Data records

▶

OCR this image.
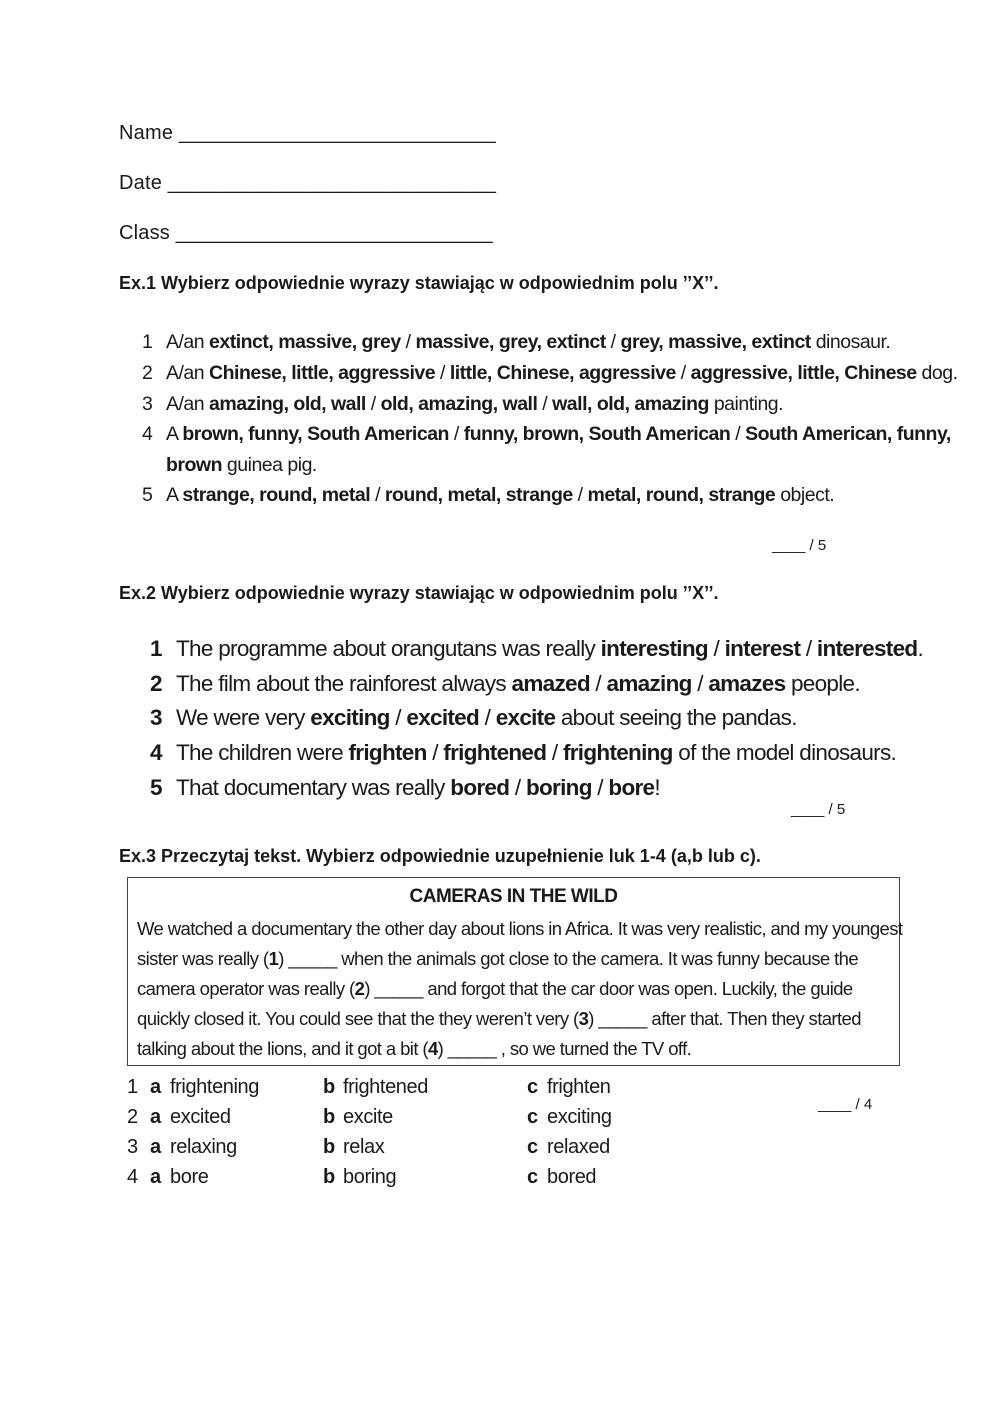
Name ____________________________
Date _____________________________
Class ____________________________
Ex.1 Wybierz odpowiednie wyrazy stawiając w odpowiednim polu ’’X’’.
1 A/an extinct, massive, grey / massive, grey, extinct / grey, massive, extinct dinosaur.
2 A/an Chinese, little, aggressive / little, Chinese, aggressive / aggressive, little, Chinese dog.
3 A/an amazing, old, wall / old, amazing, wall / wall, old, amazing painting.
4 A brown, funny, South American / funny, brown, South American / South American, funny,
brown guinea pig.
5 A strange, round, metal / round, metal, strange / metal, round, strange object.
____ / 5
Ex.2 Wybierz odpowiednie wyrazy stawiając w odpowiednim polu ’’X’’.
1 The programme about orangutans was really interesting / interest / interested.
2 The film about the rainforest always amazed / amazing / amazes people.
3 We were very exciting / excited / excite about seeing the pandas.
4 The children were frighten / frightened / frightening of the model dinosaurs.
5 That documentary was really bored / boring / bore!
____ / 5
Ex.3 Przeczytaj tekst. Wybierz odpowiednie uzupełnienie luk 1-4 (a,b lub c).
CAMERAS IN THE WILD
We watched a documentary the other day about lions in Africa. It was very realistic, and my youngest
sister was really (1) _____ when the animals got close to the camera. It was funny because the
camera operator was really (2) _____ and forgot that the car door was open. Luckily, the guide
quickly closed it. You could see that the they weren’t very (3) _____ after that. Then they started
talking about the lions, and it got a bit (4) _____ , so we turned the TV off.
1 a frightening	b frightened	c frighten
2 a excited	b excite	c exciting
3 a relaxing	b relax	c relaxed
4 a bore	b boring	c bored
____ / 4
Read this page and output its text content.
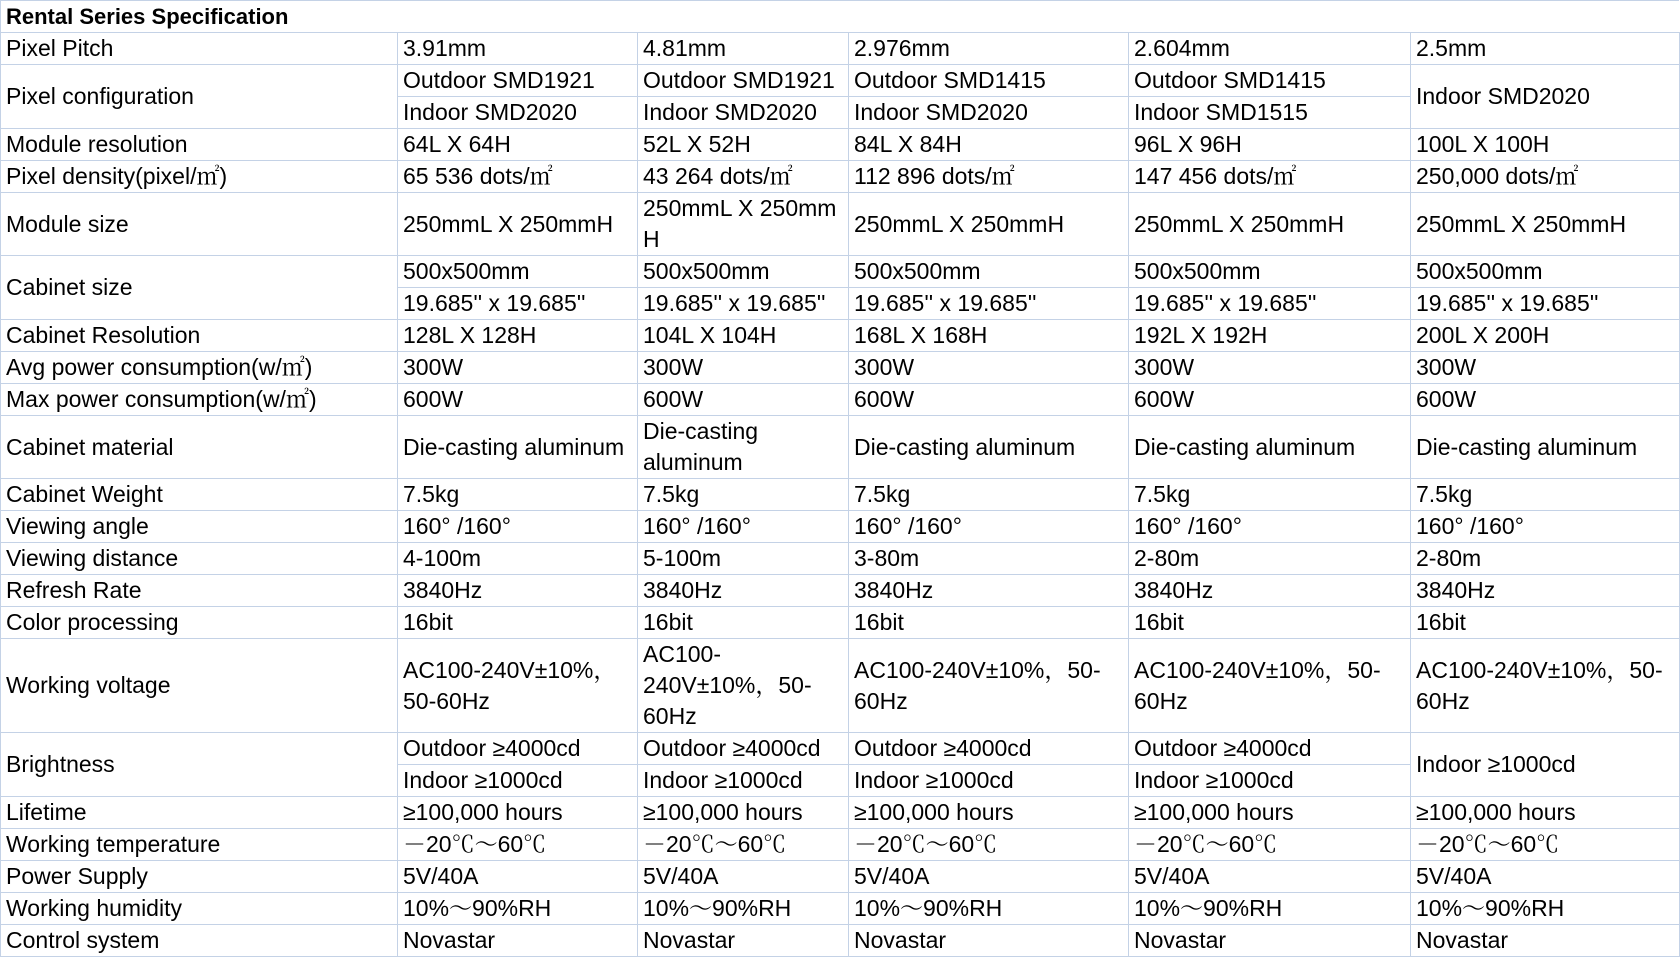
Rental Series Specification					
Pixel Pitch	3.91mm	4.81mm	2.976mm	2.604mm	2.5mm
Pixel configuration	Outdoor SMD1921	Outdoor SMD1921	Outdoor SMD1415	Outdoor SMD1415	Indoor SMD2020
	Indoor SMD2020	Indoor SMD2020	Indoor SMD2020	Indoor SMD1515	
Module resolution	64L X 64H	52L X 52H	84L X 84H	96L X 96H	100L X 100H
Pixel density(pixel/㎡)	65 536 dots/㎡	43 264 dots/㎡	112 896 dots/㎡	147 456 dots/㎡	250,000 dots/㎡
Module size	250mmL X 250mmH	250mmL X 250mm H	250mmL X 250mmH	250mmL X 250mmH	250mmL X 250mmH
Cabinet size	500x500mm	500x500mm	500x500mm	500x500mm	500x500mm
	19.685'' x 19.685''	19.685'' x 19.685''	19.685'' x 19.685''	19.685'' x 19.685''	19.685'' x 19.685''
Cabinet Resolution	128L X 128H	104L X 104H	168L X 168H	192L X 192H	200L X 200H
Avg power consumption(w/㎡)	300W	300W	300W	300W	300W
Max power consumption(w/㎡)	600W	600W	600W	600W	600W
Cabinet material	Die-casting aluminum	Die-casting aluminum	Die-casting aluminum	Die-casting aluminum	Die-casting aluminum
Cabinet Weight	7.5kg	7.5kg	7.5kg	7.5kg	7.5kg
Viewing angle	160° /160°	160° /160°	160° /160°	160° /160°	160° /160°
Viewing distance	4-100m	5-100m	3-80m	2-80m	2-80m
Refresh Rate	3840Hz	3840Hz	3840Hz	3840Hz	3840Hz
Color processing	16bit	16bit	16bit	16bit	16bit
Working voltage	AC100-240V±10%，50-60Hz	AC100-240V±10%，50-60Hz	AC100-240V±10%，50-60Hz	AC100-240V±10%，50-60Hz	AC100-240V±10%，50-60Hz
Brightness	Outdoor ≥4000cd	Outdoor ≥4000cd	Outdoor ≥4000cd	Outdoor ≥4000cd	Indoor ≥1000cd
	Indoor ≥1000cd	Indoor ≥1000cd	Indoor ≥1000cd	Indoor ≥1000cd	
Lifetime	≥100,000 hours	≥100,000 hours	≥100,000 hours	≥100,000 hours	≥100,000 hours
Working temperature	－20℃～60℃	－20℃～60℃	－20℃～60℃	－20℃～60℃	－20℃～60℃
Power Supply	5V/40A	5V/40A	5V/40A	5V/40A	5V/40A
Working humidity	10%～90%RH	10%～90%RH	10%～90%RH	10%～90%RH	10%～90%RH
Control system	Novastar	Novastar	Novastar	Novastar	Novastar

◀

**GIVEN TASK**
Pull out every line in the data above that has the word "Pixel".

**ANSWER TO THE PROBLEM**
Pixel Pitch	3.91mm	4.81mm	2.976mm	2.604mm	2.5mm
Pixel configuration	Outdoor SMD1921	Outdoor SMD1921	Outdoor SMD1415	Outdoor SMD1415	Indoor SMD2020
Pixel density(pixel/㎡)	65 536 dots/㎡	43 264 dots/㎡	112 896 dots/㎡	147 456 dots/㎡	250,000 dots/㎡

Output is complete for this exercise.